Australian lamb is extremely easy to cook with. As a matter of fact, this recipe is a great example of this. It is a leave-it-and-forget-it recipe. Once you’ve seasoned and seared the lamb, combine everything into a dutch oven(paid link) and let time do the rest.
Because it’s just good, that’s all. 🙂
Ingredients you’ll need to make this crazy juicy leg of lamb:
A 5 lb. Australian leg of lamb is the focus of this recipe. You can go with a boneless or bone-in cut. I used a boneless version. If you’re using a bone-in cut, be mindful of the cooking time as a bone-in leg of lamb takes longer to cook.
I kept it simple for the lamb seasonings. A simple blend of Himalayan pink salt, organic ground white pepper, garlic powder, and oregano is all you’ll need. You want that lamb to shine and not be overpowered by anything.
The leg of lamb will roast in the oven in a red wine broth. This broth is made using red wine (of course), vegetable broth, tomato paste, butter, and cornstarch (used as a thickener).
To make this an easy and complete meal, you’ll throw in petite red potatoes, pearl onions, and baby carrots. Feel free to get creative here as there are so many options. Brussels sprouts, turnips, sweet potatoes, and celery are all great options. Make it your own!
Because the broth will need a little seasoning love, we’ll add in whole bay leaves, Himalayan pink salt, sage, garam masala, garlic powder, and organic ground thyme. I can smell it from here!
How to make braised leg of lamb:
Pre-heat your oven to 305 degrees.
You will begin this recipe by combining your lamb seasonings (Himalayan pink salt, organic ground white pepper, garlic powder, and oregano). Season your leg of lamb evenly on both sides.
On the stovetop, heat your dutch oven(paid link) pot to high heat. Add a tablespoon of cooking oil and sear both sides of the lamb for 3 minutes. Once seared, remove it from the dutch oven(paid link) and set it to the side.
Lower the heat on the pot to medium heat and add butter. Once the butter is melted, add in the cornstarch and stir until it binds, followed by the tomato paste, red wine, and vegetable stock. I choose to use a Bourbon barreled red blend wine because of the in-depth flavor it brings out, but any red blend of your liking will work just fine. Cooking this lamb in red wine will add acidity and a slight sweetness to the dish.
While the lamb is resting, slit 3 small holes on the bottom side and place 1 garlic clove in each hole. It would be best if you placed the holes a few inches apart.
Add the remaining broth seasonings to the dutch oven(paid link) and stir it before placing the leg of lamb back into the pot. Add the remaining garlic cloves, red petite potatoes, pearl onions, baby carrots, and bay leaves, and bring the broth to a slight boil. Typically leg of lamb is simply roasted with potatoes and herbs, so I wanted to put my hat in the ring and add my spin to this delicious dish.
Note: You want your vegetables and stock to fill your dutch oven(paid link) halfway. This is, in essence, what braising is — searing your lamb on all sides to lock in the natural juices and caramelize the lamb’s exterior, then partially submerge the lamb and roast it in a sealed pot or pan.

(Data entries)
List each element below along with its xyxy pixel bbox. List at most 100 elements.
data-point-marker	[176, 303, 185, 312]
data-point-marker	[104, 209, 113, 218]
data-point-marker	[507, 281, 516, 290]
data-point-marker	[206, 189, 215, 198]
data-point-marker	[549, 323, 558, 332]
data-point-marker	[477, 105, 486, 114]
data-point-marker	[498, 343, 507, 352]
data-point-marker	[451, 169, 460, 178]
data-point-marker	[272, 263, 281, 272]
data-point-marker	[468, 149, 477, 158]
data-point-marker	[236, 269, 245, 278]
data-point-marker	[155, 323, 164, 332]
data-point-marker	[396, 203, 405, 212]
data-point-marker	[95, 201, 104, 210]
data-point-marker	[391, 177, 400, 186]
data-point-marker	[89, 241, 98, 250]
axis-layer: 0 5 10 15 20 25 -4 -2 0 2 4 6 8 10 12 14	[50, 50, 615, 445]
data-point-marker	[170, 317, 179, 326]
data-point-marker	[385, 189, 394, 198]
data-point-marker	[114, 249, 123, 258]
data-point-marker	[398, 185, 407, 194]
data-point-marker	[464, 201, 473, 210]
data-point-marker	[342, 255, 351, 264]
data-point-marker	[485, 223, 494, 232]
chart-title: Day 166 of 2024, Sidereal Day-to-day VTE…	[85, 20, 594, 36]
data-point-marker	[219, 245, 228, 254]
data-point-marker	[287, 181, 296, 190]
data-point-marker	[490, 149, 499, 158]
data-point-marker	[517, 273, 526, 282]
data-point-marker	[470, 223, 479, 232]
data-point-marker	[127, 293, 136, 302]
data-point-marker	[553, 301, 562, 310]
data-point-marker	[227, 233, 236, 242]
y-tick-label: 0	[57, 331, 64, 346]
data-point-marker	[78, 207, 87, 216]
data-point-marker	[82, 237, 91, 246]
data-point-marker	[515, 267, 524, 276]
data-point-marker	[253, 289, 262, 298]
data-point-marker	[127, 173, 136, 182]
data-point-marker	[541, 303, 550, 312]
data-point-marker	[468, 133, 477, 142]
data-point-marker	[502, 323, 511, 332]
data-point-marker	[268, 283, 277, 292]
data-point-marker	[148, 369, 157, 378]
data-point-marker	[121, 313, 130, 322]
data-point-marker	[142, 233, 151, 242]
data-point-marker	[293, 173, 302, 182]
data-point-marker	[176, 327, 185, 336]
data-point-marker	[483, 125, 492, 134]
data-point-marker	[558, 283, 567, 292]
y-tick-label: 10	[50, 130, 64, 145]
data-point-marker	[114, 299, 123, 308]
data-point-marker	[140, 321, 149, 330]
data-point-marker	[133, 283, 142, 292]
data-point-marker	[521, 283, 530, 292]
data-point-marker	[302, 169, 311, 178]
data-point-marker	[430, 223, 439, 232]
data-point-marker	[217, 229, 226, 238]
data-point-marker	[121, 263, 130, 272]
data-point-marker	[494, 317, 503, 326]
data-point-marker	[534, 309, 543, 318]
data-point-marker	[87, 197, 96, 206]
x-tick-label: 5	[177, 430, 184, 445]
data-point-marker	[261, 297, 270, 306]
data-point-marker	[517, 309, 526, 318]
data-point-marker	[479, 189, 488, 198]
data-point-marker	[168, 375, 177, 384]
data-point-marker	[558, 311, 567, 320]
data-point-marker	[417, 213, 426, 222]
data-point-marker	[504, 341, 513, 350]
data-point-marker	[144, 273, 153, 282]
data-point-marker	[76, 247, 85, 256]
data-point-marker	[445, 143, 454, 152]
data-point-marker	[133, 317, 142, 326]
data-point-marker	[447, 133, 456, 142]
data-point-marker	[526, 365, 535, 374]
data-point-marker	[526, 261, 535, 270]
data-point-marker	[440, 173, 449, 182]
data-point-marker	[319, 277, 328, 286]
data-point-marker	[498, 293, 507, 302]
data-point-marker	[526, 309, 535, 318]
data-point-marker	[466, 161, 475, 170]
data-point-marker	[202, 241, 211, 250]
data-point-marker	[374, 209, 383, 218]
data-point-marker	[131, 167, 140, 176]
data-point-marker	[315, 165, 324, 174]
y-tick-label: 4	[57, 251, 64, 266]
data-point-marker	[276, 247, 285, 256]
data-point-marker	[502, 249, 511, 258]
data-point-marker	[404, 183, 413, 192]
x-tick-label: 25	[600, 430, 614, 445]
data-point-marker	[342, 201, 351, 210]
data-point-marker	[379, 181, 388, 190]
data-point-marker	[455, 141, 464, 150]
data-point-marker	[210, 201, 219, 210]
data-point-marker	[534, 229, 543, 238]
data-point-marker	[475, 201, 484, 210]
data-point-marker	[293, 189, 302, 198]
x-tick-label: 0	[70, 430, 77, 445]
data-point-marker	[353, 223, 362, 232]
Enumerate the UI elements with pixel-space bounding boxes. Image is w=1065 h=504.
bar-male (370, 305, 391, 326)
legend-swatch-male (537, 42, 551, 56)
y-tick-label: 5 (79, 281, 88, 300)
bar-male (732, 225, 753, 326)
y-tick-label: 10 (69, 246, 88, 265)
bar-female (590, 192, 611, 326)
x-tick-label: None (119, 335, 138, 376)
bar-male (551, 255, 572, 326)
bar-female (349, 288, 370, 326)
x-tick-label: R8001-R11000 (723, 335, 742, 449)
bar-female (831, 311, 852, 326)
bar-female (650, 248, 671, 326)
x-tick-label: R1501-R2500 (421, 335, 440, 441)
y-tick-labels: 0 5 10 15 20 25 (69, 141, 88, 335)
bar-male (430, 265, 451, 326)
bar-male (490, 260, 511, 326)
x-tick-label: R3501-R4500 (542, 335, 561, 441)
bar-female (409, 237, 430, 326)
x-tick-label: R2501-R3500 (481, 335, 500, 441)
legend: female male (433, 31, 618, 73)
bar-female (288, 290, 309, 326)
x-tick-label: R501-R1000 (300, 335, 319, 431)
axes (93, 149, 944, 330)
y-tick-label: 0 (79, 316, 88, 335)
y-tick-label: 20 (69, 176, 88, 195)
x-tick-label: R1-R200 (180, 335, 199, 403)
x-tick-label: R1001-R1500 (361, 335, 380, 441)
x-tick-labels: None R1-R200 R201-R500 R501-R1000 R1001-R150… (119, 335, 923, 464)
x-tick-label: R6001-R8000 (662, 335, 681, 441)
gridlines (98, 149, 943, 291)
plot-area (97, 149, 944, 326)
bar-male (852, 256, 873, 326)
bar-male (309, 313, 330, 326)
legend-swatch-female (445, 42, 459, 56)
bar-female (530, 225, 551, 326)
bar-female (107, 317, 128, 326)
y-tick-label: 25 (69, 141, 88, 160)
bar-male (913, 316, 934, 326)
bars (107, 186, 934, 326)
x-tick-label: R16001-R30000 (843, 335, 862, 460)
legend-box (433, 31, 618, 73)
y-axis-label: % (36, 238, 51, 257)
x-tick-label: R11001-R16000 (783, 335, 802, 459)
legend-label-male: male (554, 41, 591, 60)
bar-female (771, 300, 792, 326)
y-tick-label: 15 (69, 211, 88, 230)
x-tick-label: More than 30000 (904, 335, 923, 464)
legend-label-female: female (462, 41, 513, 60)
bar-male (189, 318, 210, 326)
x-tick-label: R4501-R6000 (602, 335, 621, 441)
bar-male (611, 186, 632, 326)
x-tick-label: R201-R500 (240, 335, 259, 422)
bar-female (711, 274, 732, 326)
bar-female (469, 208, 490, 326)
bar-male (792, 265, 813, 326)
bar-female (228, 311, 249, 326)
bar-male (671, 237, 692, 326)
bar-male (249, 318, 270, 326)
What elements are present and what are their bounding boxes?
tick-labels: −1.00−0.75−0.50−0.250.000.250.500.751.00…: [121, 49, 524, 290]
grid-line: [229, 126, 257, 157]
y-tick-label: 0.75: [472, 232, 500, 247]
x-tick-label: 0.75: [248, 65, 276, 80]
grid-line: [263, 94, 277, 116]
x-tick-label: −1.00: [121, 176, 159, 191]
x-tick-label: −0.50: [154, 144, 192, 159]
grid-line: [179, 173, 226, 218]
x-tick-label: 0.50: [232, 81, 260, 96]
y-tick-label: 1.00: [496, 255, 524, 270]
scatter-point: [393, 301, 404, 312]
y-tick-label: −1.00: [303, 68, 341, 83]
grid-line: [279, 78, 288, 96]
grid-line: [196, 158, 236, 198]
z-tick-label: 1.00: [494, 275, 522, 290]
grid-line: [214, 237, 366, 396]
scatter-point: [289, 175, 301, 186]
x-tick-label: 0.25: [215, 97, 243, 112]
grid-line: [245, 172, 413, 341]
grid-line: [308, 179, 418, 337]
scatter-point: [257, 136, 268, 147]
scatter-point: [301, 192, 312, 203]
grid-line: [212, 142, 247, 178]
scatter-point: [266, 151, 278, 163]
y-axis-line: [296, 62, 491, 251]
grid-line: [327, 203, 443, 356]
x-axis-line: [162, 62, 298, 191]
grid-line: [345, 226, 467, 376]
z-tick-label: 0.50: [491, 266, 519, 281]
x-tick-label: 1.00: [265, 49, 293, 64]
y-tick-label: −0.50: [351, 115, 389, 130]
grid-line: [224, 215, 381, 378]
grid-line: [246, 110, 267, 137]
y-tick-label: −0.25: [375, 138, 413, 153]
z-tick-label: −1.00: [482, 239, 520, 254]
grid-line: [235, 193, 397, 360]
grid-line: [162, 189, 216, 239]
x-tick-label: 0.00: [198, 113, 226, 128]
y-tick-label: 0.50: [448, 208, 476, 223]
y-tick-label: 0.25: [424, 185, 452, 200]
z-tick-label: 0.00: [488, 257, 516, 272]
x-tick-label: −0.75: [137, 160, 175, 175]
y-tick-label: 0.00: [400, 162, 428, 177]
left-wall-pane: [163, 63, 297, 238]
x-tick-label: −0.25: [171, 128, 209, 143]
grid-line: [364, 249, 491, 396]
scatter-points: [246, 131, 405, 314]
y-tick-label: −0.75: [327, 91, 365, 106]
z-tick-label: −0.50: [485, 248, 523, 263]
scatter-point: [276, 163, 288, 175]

EXERCISE INSTRUCTIONS — Transcribe the part of the lamb recipe that begins at the words "Add the remaining broth" and stops after "pot or pan.".

SOLVED EXERCISE —
Add the remaining broth seasonings to the dutch oven(paid link) and stir it before placing the leg of lamb back into the pot. Add the remaining garlic cloves, red petite potatoes, pearl onions, baby carrots, and bay leaves, and bring the broth to a slight boil. Typically leg of lamb is simply roasted with potatoes and herbs, so I wanted to put my hat in the ring and add my spin to this delicious dish.
Note: You want your vegetables and stock to fill your dutch oven(paid link) halfway. This is, in essence, what braising is — searing your lamb on all sides to lock in the natural juices and caramelize the lamb’s exterior, then partially submerge the lamb and roast it in a sealed pot or pan.